[Start]
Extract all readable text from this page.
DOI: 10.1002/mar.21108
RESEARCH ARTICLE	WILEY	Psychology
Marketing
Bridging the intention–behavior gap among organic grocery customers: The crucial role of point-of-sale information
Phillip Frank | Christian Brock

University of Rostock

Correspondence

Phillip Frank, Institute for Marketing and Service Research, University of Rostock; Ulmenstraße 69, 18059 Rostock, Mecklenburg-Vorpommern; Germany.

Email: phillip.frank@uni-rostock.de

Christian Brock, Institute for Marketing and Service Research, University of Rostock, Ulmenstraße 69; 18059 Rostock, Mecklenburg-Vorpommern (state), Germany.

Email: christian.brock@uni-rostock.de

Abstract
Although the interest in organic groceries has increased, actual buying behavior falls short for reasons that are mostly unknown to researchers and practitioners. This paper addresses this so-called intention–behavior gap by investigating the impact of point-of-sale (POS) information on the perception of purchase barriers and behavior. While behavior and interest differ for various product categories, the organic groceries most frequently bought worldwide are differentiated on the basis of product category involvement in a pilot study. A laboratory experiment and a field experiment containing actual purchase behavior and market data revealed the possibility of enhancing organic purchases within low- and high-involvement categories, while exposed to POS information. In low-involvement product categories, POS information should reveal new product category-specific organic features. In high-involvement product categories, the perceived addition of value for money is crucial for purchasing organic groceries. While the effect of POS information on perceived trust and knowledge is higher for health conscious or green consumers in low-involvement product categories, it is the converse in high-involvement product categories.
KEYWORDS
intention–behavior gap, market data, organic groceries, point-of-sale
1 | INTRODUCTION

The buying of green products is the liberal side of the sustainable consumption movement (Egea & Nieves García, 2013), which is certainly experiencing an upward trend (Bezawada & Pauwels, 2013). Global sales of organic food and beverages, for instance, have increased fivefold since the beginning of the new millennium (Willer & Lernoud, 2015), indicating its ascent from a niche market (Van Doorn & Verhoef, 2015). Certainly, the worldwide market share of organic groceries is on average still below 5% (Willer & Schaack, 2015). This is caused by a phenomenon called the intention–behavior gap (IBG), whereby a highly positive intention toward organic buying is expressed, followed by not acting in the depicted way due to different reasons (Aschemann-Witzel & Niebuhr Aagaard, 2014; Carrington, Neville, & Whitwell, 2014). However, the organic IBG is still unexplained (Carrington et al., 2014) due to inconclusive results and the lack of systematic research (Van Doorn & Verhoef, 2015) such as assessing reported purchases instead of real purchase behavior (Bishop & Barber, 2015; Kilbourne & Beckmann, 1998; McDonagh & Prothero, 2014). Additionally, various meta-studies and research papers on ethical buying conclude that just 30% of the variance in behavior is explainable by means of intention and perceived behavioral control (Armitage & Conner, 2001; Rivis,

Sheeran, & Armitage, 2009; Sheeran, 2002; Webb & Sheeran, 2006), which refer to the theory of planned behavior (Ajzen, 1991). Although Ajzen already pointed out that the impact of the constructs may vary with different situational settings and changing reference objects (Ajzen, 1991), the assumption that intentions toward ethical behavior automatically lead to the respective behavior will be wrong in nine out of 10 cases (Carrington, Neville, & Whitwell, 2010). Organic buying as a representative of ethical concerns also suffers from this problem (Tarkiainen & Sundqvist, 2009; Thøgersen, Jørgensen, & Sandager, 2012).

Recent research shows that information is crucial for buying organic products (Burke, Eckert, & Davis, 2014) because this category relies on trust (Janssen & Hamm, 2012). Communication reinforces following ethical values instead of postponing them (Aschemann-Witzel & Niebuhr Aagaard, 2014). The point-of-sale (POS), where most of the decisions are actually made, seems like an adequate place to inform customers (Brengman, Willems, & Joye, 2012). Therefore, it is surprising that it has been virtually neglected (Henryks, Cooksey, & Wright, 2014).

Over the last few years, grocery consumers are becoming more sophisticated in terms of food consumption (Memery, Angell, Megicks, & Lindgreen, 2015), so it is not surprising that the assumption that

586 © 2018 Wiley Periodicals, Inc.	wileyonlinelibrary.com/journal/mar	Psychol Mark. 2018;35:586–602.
[End]
[Start]
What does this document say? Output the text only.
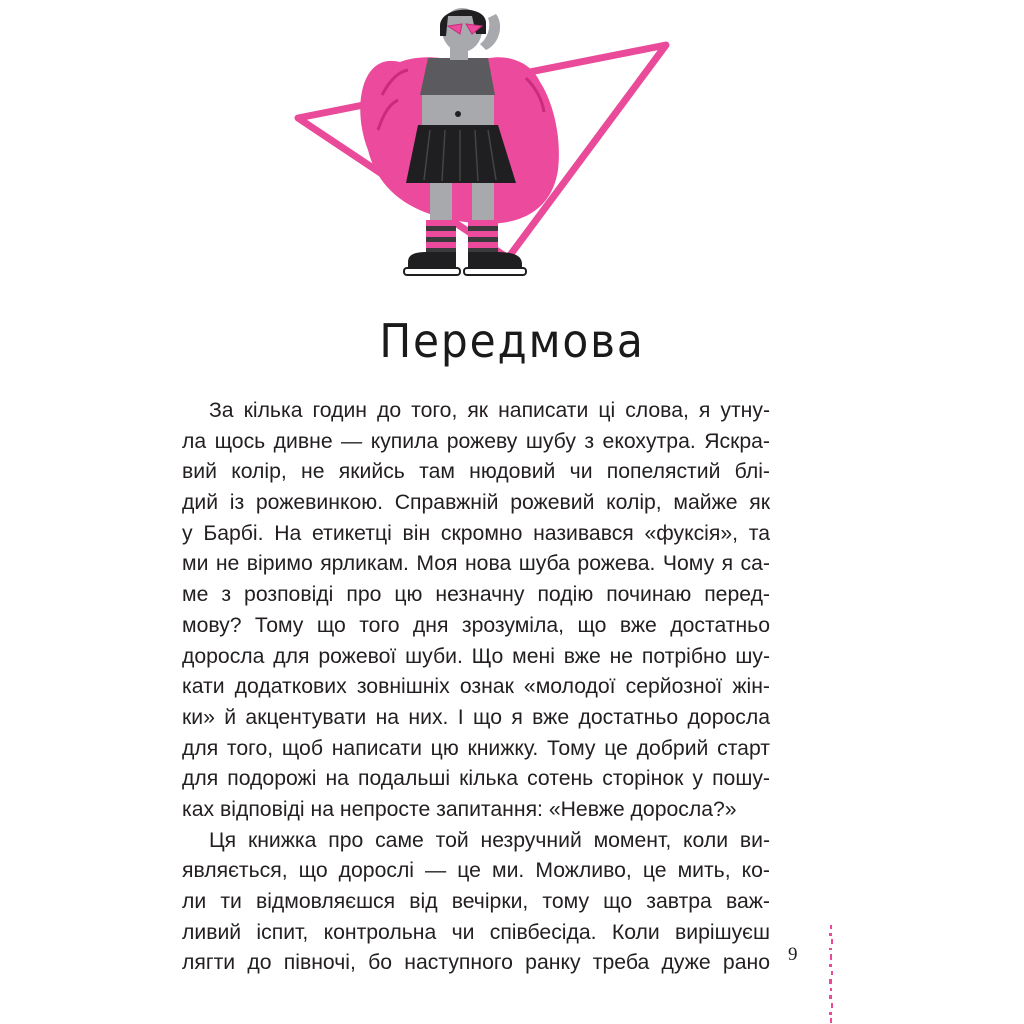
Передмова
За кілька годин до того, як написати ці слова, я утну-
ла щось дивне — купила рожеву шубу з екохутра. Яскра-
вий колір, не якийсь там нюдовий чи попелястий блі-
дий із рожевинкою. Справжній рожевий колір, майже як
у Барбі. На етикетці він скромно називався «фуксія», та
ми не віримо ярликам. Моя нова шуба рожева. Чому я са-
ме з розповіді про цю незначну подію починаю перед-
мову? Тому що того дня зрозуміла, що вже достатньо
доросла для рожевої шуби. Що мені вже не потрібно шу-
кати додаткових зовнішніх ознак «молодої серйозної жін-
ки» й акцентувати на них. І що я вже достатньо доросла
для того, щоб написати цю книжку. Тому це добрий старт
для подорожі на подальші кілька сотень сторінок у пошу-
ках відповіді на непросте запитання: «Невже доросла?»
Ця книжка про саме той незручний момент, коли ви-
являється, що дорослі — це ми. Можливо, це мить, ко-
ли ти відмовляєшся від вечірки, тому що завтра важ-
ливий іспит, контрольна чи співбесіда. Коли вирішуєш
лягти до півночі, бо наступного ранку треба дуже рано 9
[End]
> [Exercise description]
Read the lines above. Gather those in which the string "Institute" is found.

> [The solution]
Phillip Frank, Institute for Marketing and Service Research, University of Rostock; Ulmenstraße 69, 18059 Rostock, Mecklenburg-Vorpommern; Germany.
Christian Brock, Institute for Marketing and Service Research, University of Rostock, Ulmenstraße 69; 18059 Rostock, Mecklenburg-Vorpommern (state), Germany.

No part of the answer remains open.